*EXERCISE INSTRUCTIONS*. Copy out lines with the word "Calor" from the material that follows.

*EXTRACTED ENTRIES*.
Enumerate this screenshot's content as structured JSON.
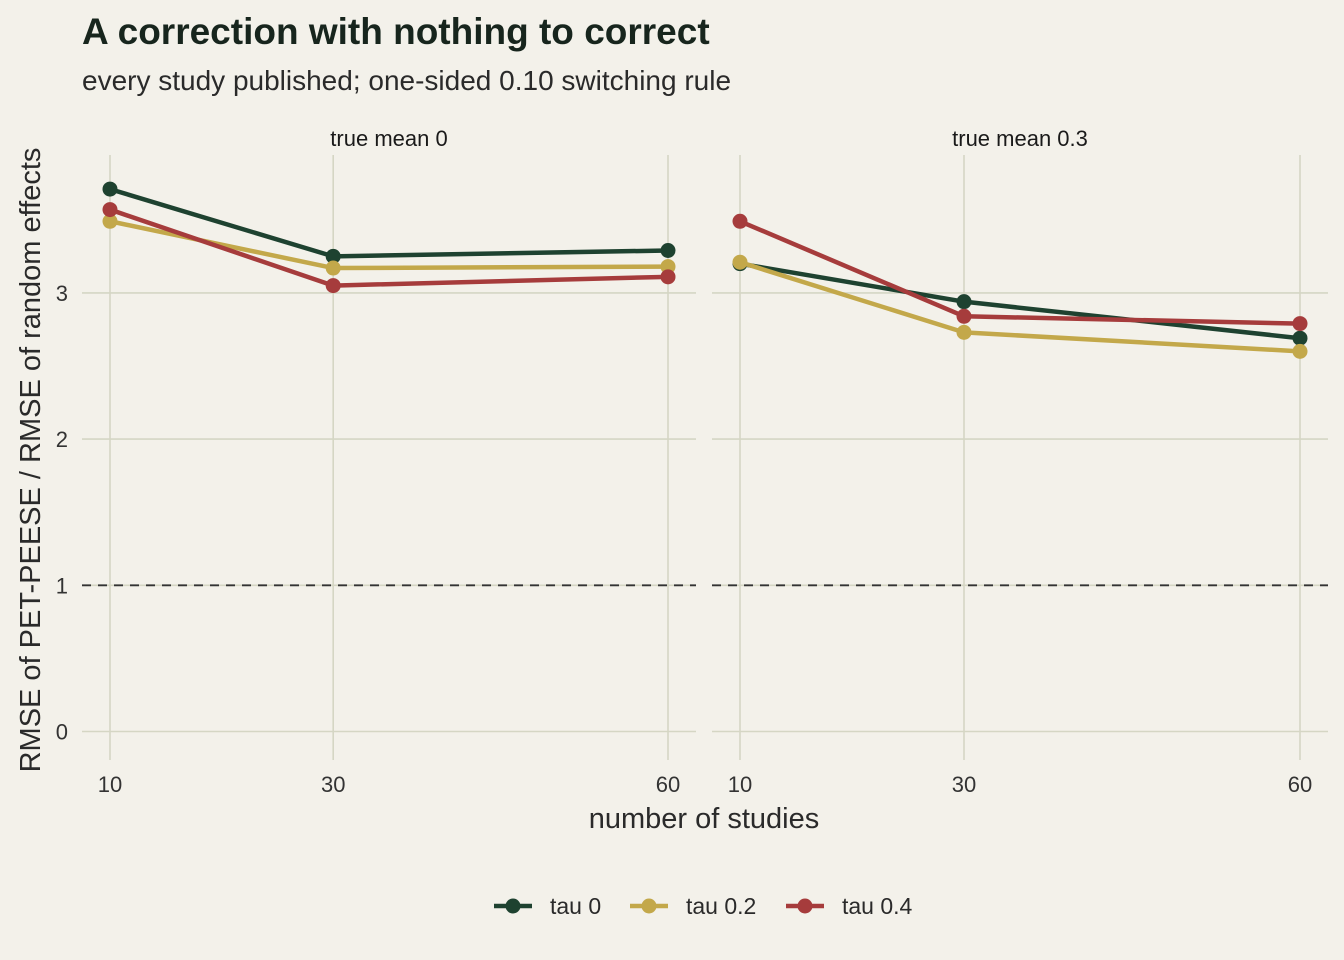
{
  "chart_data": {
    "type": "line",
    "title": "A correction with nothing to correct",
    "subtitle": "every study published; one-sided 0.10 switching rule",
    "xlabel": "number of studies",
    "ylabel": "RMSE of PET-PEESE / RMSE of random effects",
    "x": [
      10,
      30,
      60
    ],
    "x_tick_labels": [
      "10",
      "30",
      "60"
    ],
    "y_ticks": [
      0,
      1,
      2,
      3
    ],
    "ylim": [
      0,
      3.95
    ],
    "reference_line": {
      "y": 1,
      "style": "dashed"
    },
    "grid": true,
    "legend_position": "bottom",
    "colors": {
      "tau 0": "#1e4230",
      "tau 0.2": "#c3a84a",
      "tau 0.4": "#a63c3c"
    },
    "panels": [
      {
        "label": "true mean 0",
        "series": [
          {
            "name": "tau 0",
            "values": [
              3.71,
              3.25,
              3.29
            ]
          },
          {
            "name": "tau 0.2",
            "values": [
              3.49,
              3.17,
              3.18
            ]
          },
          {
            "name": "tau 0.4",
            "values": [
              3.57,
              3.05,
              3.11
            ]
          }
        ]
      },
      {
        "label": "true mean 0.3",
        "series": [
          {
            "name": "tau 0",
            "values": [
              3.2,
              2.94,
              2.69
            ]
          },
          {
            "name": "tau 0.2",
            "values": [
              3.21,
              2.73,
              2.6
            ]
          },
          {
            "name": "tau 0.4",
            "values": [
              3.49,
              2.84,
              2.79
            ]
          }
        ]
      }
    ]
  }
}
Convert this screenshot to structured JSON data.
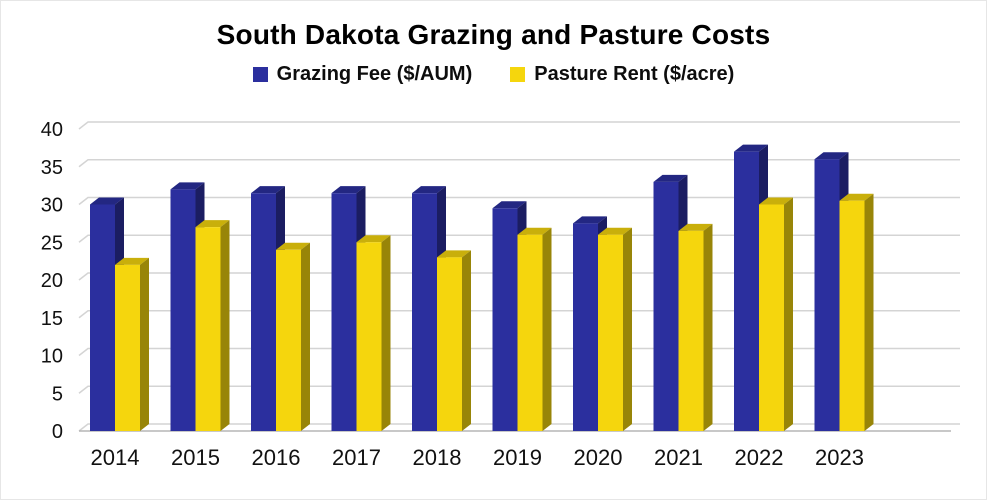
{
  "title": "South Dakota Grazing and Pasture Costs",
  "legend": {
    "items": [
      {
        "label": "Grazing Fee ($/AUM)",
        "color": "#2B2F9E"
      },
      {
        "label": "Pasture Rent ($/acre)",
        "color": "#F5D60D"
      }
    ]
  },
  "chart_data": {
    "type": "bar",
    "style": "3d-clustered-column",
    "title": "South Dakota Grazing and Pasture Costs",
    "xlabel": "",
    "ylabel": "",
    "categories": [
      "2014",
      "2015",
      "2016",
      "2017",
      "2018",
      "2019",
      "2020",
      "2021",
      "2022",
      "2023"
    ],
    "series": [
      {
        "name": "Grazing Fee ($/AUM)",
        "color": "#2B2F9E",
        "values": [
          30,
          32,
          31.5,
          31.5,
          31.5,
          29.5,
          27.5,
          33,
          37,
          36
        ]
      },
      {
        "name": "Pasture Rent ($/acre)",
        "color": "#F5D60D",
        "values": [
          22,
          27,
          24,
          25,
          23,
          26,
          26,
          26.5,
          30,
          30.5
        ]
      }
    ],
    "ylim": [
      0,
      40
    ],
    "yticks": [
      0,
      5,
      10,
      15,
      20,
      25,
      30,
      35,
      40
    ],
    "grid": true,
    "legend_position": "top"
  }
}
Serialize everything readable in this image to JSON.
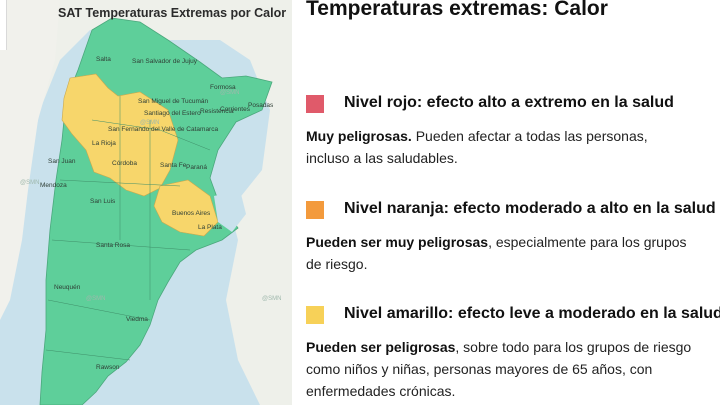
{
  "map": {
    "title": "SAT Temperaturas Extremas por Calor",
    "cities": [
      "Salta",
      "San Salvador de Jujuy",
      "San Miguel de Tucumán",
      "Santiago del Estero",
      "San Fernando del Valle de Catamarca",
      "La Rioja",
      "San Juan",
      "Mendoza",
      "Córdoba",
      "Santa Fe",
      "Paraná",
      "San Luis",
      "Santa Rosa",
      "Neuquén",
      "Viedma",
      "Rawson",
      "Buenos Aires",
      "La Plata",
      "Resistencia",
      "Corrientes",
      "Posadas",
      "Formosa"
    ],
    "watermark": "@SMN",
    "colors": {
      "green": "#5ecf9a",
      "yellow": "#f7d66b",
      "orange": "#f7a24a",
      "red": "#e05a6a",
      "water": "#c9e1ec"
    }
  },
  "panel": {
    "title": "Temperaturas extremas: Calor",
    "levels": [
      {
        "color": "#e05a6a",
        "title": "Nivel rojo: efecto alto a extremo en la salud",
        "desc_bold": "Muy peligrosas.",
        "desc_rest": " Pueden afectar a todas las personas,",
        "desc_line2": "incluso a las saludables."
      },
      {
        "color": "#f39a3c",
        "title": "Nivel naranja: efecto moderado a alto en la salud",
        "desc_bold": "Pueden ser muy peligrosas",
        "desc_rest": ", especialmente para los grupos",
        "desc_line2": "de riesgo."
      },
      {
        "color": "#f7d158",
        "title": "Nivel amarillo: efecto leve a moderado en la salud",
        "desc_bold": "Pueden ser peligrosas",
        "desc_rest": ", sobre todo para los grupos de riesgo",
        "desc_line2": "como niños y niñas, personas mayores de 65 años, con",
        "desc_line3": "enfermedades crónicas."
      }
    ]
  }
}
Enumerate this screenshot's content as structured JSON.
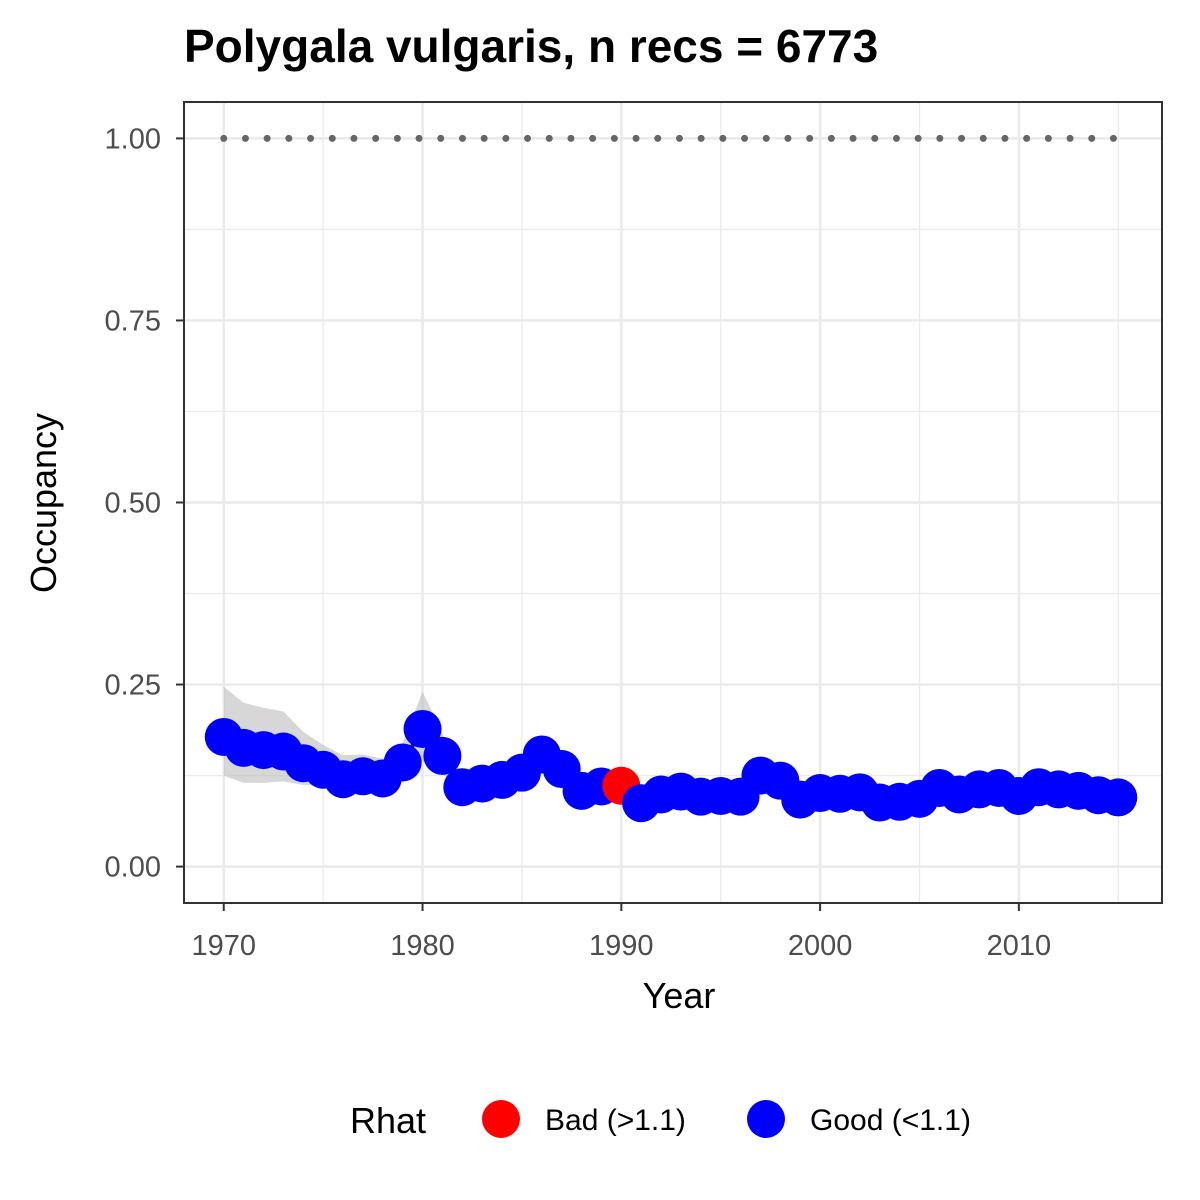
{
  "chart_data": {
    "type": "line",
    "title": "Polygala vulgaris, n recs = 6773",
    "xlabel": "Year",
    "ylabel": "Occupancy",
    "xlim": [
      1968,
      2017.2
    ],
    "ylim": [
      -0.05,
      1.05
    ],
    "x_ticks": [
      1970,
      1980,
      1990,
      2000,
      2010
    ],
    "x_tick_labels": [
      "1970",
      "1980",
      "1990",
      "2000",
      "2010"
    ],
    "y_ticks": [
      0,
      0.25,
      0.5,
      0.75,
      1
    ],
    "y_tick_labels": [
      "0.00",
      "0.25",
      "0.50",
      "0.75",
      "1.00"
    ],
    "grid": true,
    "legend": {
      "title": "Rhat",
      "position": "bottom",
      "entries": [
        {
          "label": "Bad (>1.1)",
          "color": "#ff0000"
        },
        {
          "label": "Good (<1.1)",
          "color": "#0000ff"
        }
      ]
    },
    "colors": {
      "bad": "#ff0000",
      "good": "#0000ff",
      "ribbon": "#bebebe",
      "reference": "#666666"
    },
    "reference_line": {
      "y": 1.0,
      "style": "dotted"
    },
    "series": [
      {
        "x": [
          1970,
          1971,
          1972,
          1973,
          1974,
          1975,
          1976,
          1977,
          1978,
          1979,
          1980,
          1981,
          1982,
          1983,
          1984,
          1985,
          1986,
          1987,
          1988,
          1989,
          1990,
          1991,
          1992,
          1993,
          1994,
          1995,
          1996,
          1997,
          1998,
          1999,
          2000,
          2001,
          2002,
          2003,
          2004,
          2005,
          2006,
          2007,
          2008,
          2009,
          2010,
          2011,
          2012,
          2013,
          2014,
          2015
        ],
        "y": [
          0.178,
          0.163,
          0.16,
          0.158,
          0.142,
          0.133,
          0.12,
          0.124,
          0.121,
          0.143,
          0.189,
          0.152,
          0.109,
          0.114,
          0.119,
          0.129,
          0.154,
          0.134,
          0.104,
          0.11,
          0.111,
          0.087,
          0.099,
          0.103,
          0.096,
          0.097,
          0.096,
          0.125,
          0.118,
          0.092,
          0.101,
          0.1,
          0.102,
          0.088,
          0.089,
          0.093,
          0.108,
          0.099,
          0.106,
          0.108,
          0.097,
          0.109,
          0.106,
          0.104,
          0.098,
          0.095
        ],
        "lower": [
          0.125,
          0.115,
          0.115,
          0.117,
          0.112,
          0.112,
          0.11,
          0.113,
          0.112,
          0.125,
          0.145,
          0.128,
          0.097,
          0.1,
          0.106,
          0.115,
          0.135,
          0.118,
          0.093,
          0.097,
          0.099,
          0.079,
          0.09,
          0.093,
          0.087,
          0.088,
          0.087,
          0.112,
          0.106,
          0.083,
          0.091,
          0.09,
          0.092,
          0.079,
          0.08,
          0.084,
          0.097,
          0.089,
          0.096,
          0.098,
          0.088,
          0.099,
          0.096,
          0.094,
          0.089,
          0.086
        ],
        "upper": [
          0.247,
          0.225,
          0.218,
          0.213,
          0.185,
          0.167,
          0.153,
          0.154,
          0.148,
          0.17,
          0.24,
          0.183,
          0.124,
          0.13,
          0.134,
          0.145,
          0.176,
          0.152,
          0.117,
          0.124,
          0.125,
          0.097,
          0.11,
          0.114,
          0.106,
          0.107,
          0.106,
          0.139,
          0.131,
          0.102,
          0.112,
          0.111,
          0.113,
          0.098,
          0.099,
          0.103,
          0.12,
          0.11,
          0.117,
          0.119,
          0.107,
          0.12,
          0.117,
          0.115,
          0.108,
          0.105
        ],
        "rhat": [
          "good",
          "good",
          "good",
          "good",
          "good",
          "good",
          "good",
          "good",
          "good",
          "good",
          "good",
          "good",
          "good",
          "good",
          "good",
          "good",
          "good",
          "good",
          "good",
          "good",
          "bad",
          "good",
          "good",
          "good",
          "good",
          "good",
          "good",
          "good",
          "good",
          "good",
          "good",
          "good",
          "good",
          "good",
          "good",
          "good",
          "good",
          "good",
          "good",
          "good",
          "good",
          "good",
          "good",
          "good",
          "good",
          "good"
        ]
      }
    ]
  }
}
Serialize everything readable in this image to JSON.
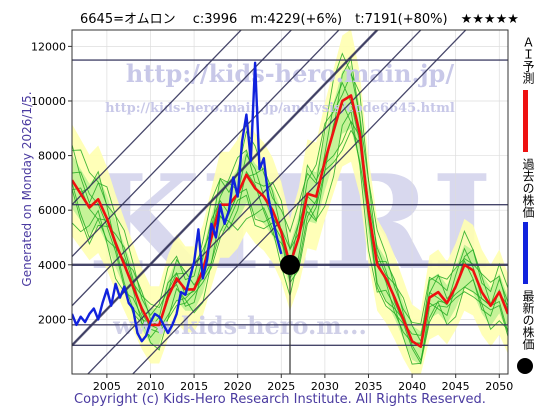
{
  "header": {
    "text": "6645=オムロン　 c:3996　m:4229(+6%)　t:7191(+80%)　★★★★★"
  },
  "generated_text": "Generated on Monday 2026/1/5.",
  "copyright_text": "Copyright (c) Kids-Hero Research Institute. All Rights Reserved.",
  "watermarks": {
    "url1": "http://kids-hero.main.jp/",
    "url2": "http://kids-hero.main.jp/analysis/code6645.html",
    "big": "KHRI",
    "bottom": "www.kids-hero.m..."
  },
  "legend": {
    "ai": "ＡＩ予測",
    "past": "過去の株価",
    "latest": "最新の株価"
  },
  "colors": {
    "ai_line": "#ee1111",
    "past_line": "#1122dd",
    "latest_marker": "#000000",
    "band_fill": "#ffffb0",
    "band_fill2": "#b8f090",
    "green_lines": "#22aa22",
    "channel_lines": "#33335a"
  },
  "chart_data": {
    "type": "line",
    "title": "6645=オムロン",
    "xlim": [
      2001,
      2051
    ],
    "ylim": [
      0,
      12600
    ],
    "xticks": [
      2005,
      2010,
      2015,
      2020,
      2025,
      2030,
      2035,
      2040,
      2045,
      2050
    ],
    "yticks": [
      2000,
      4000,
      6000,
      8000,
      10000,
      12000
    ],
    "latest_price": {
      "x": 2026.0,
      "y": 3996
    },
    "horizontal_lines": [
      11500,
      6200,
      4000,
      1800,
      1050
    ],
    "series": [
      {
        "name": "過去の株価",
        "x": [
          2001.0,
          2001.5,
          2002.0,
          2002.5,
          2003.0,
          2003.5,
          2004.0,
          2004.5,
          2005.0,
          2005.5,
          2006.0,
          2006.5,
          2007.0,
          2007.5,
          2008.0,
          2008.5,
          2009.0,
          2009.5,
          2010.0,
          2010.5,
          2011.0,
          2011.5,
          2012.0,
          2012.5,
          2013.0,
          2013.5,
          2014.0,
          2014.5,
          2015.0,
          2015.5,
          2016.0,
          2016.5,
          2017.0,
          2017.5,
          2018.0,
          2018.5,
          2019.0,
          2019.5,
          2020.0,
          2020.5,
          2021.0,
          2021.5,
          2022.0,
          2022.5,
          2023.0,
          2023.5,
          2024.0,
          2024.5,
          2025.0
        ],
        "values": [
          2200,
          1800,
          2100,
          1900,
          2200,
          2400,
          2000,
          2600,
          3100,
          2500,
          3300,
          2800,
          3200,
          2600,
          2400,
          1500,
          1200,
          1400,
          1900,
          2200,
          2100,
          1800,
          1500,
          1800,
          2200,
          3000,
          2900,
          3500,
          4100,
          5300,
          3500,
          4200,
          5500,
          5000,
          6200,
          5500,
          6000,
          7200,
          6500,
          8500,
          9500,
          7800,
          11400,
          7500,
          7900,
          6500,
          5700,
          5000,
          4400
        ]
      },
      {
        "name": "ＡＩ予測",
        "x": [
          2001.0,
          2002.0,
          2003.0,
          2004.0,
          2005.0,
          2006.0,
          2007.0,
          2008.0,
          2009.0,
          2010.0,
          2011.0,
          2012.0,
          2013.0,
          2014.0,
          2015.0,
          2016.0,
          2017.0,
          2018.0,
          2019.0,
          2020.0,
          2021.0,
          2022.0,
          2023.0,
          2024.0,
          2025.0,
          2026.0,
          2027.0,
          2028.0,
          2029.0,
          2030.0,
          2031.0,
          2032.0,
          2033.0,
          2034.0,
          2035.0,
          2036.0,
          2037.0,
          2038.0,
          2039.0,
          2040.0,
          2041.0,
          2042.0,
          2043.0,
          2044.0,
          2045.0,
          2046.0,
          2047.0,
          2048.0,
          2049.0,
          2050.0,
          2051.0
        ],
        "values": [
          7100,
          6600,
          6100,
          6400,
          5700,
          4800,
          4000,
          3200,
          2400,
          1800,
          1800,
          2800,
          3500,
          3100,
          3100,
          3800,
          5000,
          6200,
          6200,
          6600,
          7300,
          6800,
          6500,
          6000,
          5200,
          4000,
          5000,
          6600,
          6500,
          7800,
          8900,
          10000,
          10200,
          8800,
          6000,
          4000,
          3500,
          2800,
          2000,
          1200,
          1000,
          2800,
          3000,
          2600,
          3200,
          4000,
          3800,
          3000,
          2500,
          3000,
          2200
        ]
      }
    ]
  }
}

*RESULT OF THE TASK*.
    "title": "SAT Temperaturas Extremas por Calor",
    "title": "Temperaturas extremas: Calor",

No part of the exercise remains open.